DIRECTIONS FOR THIS TASK: From the entries below, copy every line holding the word "baskets".
* BEGIN STORED ROWS *
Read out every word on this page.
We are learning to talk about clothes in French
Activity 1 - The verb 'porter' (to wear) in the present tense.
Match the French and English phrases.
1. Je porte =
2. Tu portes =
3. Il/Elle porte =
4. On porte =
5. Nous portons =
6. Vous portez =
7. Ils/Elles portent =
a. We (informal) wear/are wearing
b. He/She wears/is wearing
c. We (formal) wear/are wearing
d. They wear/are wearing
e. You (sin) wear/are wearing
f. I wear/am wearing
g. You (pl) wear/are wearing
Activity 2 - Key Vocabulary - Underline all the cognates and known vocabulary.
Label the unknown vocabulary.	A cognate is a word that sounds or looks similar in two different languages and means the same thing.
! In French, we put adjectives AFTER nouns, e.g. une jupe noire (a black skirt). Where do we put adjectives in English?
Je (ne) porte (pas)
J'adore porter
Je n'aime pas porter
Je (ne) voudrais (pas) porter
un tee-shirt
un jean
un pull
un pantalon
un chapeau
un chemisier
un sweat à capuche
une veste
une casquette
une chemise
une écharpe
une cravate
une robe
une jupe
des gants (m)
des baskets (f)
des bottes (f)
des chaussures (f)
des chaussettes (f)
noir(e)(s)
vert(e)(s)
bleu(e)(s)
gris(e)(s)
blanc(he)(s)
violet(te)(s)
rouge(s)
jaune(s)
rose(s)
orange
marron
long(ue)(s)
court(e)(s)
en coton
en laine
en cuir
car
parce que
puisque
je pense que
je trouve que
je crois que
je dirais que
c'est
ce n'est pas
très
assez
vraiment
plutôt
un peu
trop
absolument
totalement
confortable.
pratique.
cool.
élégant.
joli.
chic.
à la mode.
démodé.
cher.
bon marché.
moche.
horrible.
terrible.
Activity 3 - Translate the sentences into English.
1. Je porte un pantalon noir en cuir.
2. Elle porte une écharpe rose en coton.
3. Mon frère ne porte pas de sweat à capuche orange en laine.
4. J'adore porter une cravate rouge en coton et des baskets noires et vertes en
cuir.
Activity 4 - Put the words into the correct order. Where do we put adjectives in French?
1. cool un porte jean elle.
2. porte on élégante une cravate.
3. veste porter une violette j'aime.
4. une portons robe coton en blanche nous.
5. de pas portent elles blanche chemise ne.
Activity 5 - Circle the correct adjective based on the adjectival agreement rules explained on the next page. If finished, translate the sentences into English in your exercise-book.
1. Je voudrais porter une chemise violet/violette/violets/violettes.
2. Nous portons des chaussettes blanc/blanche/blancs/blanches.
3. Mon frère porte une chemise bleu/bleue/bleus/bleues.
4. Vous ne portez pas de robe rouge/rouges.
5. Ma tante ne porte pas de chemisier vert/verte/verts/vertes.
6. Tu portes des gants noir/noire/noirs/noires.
* END STORED ROWS *
WRITTEN SOLUTION:
des baskets (f)
4. J'adore porter une cravate rouge en coton et des baskets noires et vertes en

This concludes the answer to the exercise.